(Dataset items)
* * *

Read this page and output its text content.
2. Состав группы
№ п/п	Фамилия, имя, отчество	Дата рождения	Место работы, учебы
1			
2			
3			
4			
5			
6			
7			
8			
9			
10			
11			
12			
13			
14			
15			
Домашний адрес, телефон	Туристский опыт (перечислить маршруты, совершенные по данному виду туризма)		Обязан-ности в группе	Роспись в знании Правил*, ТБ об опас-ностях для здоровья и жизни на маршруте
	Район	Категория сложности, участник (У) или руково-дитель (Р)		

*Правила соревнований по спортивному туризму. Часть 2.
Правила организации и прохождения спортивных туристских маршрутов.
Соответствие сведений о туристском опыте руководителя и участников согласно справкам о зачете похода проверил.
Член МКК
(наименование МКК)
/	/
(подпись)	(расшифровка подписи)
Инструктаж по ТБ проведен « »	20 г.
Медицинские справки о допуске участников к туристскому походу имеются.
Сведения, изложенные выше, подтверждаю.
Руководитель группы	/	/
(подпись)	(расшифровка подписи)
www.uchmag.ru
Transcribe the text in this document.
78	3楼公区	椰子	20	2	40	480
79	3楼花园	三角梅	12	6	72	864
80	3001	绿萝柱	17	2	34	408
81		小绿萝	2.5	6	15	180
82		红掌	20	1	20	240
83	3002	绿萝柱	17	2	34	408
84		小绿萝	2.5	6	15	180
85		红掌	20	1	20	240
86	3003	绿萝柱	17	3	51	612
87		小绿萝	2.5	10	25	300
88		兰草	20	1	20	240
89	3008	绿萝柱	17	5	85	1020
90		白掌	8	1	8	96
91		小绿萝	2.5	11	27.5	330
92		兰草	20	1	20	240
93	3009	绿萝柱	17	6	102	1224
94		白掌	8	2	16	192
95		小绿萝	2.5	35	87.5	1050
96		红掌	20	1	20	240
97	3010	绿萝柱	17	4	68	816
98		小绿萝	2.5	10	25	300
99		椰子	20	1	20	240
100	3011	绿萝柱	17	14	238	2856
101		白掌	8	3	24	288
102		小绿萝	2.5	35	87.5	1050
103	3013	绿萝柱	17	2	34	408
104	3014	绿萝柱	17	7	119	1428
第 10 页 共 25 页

* * *

◆ **What to do**
Your answer should be a single number: the count of lines containing the word "this".

◆ **Response below**
2